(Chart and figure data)
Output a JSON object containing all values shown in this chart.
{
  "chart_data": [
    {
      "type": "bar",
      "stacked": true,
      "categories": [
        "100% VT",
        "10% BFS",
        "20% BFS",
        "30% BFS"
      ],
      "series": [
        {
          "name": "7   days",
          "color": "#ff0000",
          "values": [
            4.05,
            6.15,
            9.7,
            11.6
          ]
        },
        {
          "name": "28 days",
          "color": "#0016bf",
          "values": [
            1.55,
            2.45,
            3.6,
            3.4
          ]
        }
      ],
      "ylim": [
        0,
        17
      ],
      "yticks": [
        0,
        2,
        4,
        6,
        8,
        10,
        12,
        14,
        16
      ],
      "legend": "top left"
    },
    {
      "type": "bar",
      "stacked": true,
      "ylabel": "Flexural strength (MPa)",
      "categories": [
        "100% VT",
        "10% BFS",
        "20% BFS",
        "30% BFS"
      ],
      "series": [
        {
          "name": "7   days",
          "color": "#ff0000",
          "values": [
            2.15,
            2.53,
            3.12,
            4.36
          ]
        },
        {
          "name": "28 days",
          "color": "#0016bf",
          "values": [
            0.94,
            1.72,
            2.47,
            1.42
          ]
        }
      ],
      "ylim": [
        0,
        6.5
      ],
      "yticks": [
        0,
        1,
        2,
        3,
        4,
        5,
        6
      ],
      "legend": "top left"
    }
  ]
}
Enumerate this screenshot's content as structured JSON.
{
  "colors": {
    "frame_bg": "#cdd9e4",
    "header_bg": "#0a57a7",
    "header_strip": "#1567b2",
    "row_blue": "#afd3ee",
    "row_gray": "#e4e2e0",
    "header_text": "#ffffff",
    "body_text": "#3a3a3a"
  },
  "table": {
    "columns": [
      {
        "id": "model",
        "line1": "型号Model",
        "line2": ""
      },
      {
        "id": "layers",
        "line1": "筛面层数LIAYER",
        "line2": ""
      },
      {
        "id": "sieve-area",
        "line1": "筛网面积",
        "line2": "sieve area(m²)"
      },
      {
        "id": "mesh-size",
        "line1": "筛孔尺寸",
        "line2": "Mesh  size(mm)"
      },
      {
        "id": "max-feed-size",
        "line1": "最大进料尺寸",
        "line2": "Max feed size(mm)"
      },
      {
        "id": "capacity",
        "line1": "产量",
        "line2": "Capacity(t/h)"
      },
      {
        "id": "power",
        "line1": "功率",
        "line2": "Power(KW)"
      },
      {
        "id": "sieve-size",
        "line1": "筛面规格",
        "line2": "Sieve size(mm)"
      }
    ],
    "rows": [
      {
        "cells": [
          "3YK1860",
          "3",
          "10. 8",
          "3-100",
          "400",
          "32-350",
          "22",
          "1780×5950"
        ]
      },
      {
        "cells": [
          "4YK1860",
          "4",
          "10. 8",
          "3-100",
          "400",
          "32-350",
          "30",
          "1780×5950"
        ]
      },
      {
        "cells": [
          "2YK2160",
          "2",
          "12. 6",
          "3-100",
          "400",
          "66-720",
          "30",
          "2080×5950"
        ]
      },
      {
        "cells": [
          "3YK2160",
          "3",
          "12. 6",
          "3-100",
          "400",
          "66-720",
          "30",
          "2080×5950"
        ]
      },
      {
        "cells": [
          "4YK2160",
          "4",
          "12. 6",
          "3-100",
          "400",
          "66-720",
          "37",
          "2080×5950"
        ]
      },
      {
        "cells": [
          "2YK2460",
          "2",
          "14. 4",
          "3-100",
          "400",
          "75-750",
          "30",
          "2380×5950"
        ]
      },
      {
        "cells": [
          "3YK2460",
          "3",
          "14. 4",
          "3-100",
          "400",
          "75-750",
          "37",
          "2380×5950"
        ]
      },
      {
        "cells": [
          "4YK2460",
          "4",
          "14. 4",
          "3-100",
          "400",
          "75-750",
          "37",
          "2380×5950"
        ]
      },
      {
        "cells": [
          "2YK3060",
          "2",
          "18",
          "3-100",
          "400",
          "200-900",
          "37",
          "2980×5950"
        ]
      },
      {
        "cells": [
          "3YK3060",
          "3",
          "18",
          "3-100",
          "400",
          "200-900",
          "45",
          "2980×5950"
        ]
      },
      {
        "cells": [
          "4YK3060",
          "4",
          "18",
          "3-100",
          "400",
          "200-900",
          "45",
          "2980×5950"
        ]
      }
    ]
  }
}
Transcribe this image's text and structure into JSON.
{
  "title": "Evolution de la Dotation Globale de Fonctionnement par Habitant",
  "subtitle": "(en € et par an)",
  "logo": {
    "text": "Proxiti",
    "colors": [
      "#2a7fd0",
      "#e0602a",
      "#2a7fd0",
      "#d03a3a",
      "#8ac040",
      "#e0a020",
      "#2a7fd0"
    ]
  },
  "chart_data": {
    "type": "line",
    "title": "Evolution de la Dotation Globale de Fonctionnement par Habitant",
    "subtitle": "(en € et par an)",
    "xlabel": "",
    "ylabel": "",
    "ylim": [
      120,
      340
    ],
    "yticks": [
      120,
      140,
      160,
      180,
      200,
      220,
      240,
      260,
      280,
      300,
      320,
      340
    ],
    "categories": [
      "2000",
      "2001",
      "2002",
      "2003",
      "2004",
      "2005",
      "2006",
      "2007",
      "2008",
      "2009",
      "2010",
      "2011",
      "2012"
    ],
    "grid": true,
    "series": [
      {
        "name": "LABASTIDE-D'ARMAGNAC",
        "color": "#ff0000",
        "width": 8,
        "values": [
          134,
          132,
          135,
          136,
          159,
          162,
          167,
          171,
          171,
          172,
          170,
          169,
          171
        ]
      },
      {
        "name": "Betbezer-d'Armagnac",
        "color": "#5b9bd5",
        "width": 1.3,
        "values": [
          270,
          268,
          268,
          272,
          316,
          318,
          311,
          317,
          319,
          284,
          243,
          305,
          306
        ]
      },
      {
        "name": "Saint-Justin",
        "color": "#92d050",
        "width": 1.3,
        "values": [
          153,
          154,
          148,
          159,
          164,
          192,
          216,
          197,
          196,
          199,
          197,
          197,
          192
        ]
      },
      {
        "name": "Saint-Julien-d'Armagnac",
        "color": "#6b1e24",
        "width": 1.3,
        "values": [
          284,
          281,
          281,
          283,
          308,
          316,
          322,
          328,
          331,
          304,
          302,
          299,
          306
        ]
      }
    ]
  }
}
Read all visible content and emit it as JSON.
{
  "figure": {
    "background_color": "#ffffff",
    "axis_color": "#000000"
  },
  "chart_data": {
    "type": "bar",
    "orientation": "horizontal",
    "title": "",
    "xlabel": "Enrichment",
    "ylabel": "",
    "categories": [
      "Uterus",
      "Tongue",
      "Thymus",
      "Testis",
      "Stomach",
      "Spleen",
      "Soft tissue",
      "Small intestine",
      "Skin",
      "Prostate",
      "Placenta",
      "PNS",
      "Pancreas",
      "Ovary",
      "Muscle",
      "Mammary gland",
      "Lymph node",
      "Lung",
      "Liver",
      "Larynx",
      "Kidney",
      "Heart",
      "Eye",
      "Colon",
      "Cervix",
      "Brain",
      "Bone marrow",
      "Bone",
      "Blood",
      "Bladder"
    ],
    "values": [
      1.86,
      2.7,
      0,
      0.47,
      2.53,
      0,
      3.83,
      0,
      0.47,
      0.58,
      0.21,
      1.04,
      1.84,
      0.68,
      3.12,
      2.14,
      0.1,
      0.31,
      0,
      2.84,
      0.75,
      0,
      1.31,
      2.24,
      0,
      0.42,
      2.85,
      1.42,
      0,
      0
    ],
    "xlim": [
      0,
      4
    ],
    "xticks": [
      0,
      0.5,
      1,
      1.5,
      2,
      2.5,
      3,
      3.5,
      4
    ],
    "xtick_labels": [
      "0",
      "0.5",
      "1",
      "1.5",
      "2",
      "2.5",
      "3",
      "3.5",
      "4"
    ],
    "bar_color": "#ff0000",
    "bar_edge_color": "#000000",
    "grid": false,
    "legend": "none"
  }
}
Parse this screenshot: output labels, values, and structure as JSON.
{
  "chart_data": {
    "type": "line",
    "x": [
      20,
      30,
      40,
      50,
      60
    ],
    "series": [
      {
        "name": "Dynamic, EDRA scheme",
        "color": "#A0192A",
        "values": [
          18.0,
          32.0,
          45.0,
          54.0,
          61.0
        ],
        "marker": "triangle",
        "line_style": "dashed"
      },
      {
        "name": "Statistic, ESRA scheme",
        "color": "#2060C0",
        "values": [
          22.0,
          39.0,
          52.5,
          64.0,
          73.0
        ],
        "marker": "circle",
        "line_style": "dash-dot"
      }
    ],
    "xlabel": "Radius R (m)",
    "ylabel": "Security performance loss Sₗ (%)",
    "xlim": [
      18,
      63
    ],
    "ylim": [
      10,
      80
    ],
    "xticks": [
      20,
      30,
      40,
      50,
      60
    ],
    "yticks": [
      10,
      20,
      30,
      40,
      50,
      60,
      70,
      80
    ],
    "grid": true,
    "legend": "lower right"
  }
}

GIVEN REQUEST
Every line from the line containing "Parse this screenshot: output" to the last line of the material above must be repeated exactly, and no other line.

RESULT OF THE EXERCISE
Parse this screenshot: output labels, values, and structure as JSON.
{
  "chart_data": {
    "type": "line",
    "x": [
      20,
      30,
      40,
      50,
      60
    ],
    "series": [
      {
        "name": "Dynamic, EDRA scheme",
        "color": "#A0192A",
        "values": [
          18.0,
          32.0,
          45.0,
          54.0,
          61.0
        ],
        "marker": "triangle",
        "line_style": "dashed"
      },
      {
        "name": "Statistic, ESRA scheme",
        "color": "#2060C0",
        "values": [
          22.0,
          39.0,
          52.5,
          64.0,
          73.0
        ],
        "marker": "circle",
        "line_style": "dash-dot"
      }
    ],
    "xlabel": "Radius R (m)",
    "ylabel": "Security performance loss Sₗ (%)",
    "xlim": [
      18,
      63
    ],
    "ylim": [
      10,
      80
    ],
    "xticks": [
      20,
      30,
      40,
      50,
      60
    ],
    "yticks": [
      10,
      20,
      30,
      40,
      50,
      60,
      70,
      80
    ],
    "grid": true,
    "legend": "lower right"
  }
}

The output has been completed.